● **What is needed**
All lines of the data shown below should be output exactly as they stand.

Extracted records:
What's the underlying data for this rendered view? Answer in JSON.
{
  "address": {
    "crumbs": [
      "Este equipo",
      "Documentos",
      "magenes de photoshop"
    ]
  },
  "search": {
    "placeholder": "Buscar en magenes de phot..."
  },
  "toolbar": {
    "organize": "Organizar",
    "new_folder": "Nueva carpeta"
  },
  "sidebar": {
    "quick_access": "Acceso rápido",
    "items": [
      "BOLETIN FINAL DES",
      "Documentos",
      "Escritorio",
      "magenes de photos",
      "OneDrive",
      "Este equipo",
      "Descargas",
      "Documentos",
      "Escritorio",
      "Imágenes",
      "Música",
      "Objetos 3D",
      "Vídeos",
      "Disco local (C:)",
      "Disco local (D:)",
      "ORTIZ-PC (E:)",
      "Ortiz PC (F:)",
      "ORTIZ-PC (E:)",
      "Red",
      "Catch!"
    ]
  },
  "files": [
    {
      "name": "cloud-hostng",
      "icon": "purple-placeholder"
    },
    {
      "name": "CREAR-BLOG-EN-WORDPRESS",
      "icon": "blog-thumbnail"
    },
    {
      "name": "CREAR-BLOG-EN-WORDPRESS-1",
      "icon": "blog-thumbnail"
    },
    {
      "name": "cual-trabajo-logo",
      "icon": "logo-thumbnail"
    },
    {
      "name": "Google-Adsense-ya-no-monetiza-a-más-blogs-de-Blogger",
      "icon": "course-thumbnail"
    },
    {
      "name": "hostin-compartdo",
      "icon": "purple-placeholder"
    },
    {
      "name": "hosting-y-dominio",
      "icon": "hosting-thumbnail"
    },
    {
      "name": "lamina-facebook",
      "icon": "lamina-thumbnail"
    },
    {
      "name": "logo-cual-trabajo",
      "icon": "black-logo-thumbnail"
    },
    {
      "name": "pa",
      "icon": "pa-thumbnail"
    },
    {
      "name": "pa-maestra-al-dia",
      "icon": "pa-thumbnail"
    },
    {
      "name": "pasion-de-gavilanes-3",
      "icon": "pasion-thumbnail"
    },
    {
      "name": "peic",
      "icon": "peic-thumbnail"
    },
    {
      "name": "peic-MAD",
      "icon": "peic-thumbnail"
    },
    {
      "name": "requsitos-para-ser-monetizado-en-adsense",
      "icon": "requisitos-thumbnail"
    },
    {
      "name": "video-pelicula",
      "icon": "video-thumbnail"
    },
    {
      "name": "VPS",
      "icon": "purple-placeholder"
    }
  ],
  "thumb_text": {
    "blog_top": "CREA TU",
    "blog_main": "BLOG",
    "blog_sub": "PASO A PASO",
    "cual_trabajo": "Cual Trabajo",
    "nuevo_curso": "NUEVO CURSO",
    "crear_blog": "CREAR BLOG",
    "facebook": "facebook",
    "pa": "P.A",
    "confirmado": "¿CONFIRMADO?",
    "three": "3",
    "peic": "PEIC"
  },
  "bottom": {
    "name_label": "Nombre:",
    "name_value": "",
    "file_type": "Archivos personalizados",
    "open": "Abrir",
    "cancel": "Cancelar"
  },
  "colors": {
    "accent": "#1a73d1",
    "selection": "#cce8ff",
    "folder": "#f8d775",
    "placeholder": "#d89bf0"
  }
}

● **Exercise solution**
What's the underlying data for this rendered view? Answer in JSON.
{
  "address": {
    "crumbs": [
      "Este equipo",
      "Documentos",
      "magenes de photoshop"
    ]
  },
  "search": {
    "placeholder": "Buscar en magenes de phot..."
  },
  "toolbar": {
    "organize": "Organizar",
    "new_folder": "Nueva carpeta"
  },
  "sidebar": {
    "quick_access": "Acceso rápido",
    "items": [
      "BOLETIN FINAL DES",
      "Documentos",
      "Escritorio",
      "magenes de photos",
      "OneDrive",
      "Este equipo",
      "Descargas",
      "Documentos",
      "Escritorio",
      "Imágenes",
      "Música",
      "Objetos 3D",
      "Vídeos",
      "Disco local (C:)",
      "Disco local (D:)",
      "ORTIZ-PC (E:)",
      "Ortiz PC (F:)",
      "ORTIZ-PC (E:)",
      "Red",
      "Catch!"
    ]
  },
  "files": [
    {
      "name": "cloud-hostng",
      "icon": "purple-placeholder"
    },
    {
      "name": "CREAR-BLOG-EN-WORDPRESS",
      "icon": "blog-thumbnail"
    },
    {
      "name": "CREAR-BLOG-EN-WORDPRESS-1",
      "icon": "blog-thumbnail"
    },
    {
      "name": "cual-trabajo-logo",
      "icon": "logo-thumbnail"
    },
    {
      "name": "Google-Adsense-ya-no-monetiza-a-más-blogs-de-Blogger",
      "icon": "course-thumbnail"
    },
    {
      "name": "hostin-compartdo",
      "icon": "purple-placeholder"
    },
    {
      "name": "hosting-y-dominio",
      "icon": "hosting-thumbnail"
    },
    {
      "name": "lamina-facebook",
      "icon": "lamina-thumbnail"
    },
    {
      "name": "logo-cual-trabajo",
      "icon": "black-logo-thumbnail"
    },
    {
      "name": "pa",
      "icon": "pa-thumbnail"
    },
    {
      "name": "pa-maestra-al-dia",
      "icon": "pa-thumbnail"
    },
    {
      "name": "pasion-de-gavilanes-3",
      "icon": "pasion-thumbnail"
    },
    {
      "name": "peic",
      "icon": "peic-thumbnail"
    },
    {
      "name": "peic-MAD",
      "icon": "peic-thumbnail"
    },
    {
      "name": "requsitos-para-ser-monetizado-en-adsense",
      "icon": "requisitos-thumbnail"
    },
    {
      "name": "video-pelicula",
      "icon": "video-thumbnail"
    },
    {
      "name": "VPS",
      "icon": "purple-placeholder"
    }
  ],
  "thumb_text": {
    "blog_top": "CREA TU",
    "blog_main": "BLOG",
    "blog_sub": "PASO A PASO",
    "cual_trabajo": "Cual Trabajo",
    "nuevo_curso": "NUEVO CURSO",
    "crear_blog": "CREAR BLOG",
    "facebook": "facebook",
    "pa": "P.A",
    "confirmado": "¿CONFIRMADO?",
    "three": "3",
    "peic": "PEIC"
  },
  "bottom": {
    "name_label": "Nombre:",
    "name_value": "",
    "file_type": "Archivos personalizados",
    "open": "Abrir",
    "cancel": "Cancelar"
  },
  "colors": {
    "accent": "#1a73d1",
    "selection": "#cce8ff",
    "folder": "#f8d775",
    "placeholder": "#d89bf0"
  }
}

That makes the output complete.